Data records
━━━━━━━━━━━━━━━━━━━━━━━━━━━━━━
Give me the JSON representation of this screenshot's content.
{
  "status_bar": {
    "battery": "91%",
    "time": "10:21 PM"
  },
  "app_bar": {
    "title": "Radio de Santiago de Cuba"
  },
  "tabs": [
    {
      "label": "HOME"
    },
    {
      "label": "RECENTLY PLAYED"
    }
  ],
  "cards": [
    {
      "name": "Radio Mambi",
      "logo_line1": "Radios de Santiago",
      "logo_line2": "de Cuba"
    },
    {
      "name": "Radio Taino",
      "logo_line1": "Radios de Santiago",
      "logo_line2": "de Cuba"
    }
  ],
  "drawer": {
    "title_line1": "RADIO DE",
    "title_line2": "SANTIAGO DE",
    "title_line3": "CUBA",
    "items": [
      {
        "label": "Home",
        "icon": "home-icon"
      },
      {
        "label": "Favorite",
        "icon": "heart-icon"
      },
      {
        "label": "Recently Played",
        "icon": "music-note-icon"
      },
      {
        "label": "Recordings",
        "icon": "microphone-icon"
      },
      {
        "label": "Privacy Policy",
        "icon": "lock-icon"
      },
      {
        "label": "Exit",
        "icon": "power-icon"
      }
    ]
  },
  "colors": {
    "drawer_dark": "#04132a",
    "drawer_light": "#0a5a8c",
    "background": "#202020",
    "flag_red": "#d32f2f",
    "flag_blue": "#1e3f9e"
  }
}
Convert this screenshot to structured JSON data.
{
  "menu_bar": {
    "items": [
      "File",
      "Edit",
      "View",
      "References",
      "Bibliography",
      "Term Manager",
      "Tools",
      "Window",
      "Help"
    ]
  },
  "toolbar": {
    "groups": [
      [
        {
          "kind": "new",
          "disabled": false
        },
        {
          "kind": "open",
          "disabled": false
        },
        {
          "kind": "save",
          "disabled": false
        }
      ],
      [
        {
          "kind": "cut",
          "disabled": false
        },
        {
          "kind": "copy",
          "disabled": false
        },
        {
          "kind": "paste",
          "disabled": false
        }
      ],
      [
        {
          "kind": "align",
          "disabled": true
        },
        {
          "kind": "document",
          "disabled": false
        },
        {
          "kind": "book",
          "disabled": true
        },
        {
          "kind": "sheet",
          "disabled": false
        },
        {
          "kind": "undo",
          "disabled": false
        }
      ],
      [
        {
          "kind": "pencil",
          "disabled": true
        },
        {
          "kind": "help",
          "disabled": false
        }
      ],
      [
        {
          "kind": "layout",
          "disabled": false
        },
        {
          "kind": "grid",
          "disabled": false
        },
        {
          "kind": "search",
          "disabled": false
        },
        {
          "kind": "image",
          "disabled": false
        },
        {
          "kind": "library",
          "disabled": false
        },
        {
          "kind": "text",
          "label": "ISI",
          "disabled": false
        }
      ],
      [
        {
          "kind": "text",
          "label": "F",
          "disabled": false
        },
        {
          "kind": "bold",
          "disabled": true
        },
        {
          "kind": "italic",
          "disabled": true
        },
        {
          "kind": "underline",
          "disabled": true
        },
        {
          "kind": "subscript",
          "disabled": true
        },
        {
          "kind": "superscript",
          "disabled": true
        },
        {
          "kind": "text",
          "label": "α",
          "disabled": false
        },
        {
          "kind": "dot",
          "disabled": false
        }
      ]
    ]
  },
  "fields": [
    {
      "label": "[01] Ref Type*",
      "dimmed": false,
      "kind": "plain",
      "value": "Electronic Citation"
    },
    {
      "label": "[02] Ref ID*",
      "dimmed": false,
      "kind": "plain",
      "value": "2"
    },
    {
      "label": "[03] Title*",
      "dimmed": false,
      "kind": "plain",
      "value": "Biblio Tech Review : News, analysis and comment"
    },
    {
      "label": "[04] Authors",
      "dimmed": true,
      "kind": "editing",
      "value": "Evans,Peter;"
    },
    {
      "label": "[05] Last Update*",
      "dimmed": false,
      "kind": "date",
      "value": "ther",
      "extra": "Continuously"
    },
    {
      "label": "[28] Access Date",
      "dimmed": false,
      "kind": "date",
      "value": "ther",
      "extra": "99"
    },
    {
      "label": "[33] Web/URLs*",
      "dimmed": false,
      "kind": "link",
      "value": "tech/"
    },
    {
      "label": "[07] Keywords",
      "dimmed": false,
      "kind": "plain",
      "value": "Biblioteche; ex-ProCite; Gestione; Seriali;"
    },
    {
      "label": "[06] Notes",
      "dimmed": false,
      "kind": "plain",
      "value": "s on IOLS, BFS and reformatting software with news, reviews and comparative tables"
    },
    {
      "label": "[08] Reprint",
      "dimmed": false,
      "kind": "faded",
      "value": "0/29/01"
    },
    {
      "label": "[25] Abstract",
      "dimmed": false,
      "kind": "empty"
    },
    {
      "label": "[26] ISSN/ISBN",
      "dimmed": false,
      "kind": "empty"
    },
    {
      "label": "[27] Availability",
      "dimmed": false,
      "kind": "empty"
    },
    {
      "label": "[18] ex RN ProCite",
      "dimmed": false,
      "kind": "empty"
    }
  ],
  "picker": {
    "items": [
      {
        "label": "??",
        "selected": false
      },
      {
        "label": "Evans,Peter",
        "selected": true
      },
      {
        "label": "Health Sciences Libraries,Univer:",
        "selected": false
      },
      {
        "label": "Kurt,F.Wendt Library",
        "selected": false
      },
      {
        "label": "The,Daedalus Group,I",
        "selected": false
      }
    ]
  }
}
━━━━━━━━━━━━━━━━━━━━━━━━━━━━━━
**WHAT THIS TASK INVOLVES**
Locate each line with the word "Peter" and copy it.

**WRITTEN SOLUTION**
      "value": "Evans,Peter;"
        "label": "Evans,Peter",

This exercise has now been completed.